→ **Directions**: Repeat all the records exactly, omitting pictures.

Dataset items

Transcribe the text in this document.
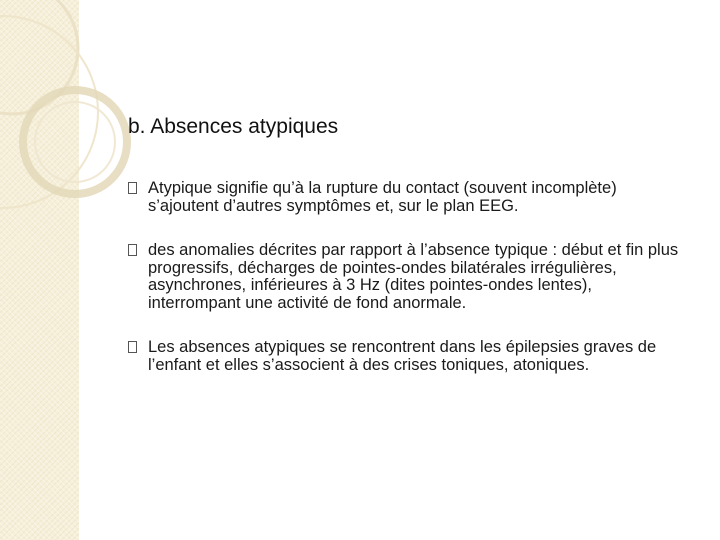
b. Absences atypiques
Atypique signifie qu’à la rupture du contact (souvent incomplète) s’ajoutent d’autres symptômes et, sur le plan EEG.
des anomalies décrites par rapport à l’absence typique : début et fin plus progressifs, décharges de pointes-ondes bilatérales irrégulières, asynchrones, inférieures à 3 Hz (dites pointes-ondes lentes), interrompant une activité de fond anormale.
Les absences atypiques se rencontrent dans les épilepsies graves de l’enfant et elles s’associent à des crises toniques, atoniques.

→ **Task answer**:
Transcribe the text in this document.
b. Absences atypiques
Atypique signifie qu’à la rupture du contact (souvent incomplète) s’ajoutent d’autres symptômes et, sur le plan EEG.
des anomalies décrites par rapport à l’absence typique : début et fin plus progressifs, décharges de pointes-ondes bilatérales irrégulières, asynchrones, inférieures à 3 Hz (dites pointes-ondes lentes), interrompant une activité de fond anormale.
Les absences atypiques se rencontrent dans les épilepsies graves de l’enfant et elles s’associent à des crises toniques, atoniques.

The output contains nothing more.